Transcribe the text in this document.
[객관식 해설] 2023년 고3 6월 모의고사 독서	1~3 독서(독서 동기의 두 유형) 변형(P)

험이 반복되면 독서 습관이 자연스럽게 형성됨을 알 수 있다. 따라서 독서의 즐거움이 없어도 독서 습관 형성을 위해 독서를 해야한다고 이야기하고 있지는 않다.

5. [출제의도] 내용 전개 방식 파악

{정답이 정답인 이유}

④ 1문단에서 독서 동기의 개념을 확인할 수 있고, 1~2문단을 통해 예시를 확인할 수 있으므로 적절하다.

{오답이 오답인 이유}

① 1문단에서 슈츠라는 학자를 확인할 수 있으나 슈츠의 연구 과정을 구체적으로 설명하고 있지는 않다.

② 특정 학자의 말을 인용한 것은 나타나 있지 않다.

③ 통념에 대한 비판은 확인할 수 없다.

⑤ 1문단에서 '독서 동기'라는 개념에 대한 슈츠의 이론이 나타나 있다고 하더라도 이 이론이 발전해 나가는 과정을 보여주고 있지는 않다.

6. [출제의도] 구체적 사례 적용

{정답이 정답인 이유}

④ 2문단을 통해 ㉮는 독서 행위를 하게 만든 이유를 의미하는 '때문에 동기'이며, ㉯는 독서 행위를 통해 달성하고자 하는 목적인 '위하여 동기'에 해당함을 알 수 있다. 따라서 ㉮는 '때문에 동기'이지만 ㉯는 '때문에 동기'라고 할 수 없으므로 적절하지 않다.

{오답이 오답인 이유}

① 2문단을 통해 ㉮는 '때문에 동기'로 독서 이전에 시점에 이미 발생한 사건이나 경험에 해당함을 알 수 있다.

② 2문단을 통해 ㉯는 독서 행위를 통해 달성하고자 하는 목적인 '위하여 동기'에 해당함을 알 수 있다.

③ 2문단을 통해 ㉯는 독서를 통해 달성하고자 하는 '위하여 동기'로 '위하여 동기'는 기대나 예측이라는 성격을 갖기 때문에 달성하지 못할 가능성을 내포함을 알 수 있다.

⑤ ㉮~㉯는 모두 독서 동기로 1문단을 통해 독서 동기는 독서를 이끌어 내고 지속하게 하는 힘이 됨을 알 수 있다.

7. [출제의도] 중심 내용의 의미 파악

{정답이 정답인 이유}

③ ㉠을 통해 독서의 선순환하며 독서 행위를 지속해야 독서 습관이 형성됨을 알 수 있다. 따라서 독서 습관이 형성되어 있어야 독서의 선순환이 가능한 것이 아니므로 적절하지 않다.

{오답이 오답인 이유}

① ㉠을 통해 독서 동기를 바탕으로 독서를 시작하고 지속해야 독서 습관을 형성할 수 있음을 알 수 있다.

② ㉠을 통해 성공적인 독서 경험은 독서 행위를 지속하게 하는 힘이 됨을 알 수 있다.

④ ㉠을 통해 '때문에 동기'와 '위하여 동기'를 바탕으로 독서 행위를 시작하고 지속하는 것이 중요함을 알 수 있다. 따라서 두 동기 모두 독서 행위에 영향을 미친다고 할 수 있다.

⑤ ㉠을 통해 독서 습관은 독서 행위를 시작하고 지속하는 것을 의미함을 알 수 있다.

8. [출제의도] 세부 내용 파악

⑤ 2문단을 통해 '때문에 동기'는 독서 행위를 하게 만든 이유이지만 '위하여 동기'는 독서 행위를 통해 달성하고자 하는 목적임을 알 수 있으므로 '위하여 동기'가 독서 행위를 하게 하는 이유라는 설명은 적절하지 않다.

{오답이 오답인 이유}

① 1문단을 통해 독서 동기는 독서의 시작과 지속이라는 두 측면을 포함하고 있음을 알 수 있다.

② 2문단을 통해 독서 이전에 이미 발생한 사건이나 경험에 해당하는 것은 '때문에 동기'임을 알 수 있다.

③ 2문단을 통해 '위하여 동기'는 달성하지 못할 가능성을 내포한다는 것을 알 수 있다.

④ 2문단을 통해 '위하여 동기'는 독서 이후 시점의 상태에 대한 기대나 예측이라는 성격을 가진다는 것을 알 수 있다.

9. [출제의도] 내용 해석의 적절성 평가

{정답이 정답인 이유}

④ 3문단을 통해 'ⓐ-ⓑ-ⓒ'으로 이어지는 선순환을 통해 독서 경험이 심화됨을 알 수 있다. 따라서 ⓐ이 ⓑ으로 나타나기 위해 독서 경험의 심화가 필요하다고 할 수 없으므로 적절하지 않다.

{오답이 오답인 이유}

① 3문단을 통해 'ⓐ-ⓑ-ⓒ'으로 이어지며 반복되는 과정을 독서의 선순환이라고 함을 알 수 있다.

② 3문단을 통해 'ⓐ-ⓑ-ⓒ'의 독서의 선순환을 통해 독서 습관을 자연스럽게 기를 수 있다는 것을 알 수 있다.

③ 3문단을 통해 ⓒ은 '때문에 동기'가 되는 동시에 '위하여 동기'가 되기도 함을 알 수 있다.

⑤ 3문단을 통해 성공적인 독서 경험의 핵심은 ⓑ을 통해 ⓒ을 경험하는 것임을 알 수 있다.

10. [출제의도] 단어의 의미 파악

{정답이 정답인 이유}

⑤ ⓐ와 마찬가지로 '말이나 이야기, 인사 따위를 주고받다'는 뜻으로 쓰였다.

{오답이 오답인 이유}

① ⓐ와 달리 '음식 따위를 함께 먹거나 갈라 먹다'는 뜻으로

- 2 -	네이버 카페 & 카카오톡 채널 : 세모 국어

» Task goal
Return all lines containing the word "지속해야".

» Task solution
③ ㉠을 통해 독서의 선순환하며 독서 행위를 지속해야 독서 습관이 형성됨을 알 수 있다. 따라서 독서 습관이 형성되어 있어야 독서의 선순환이 가능한 것이 아니므로 적절하지 않다.
① ㉠을 통해 독서 동기를 바탕으로 독서를 시작하고 지속해야 독서 습관을 형성할 수 있음을 알 수 있다.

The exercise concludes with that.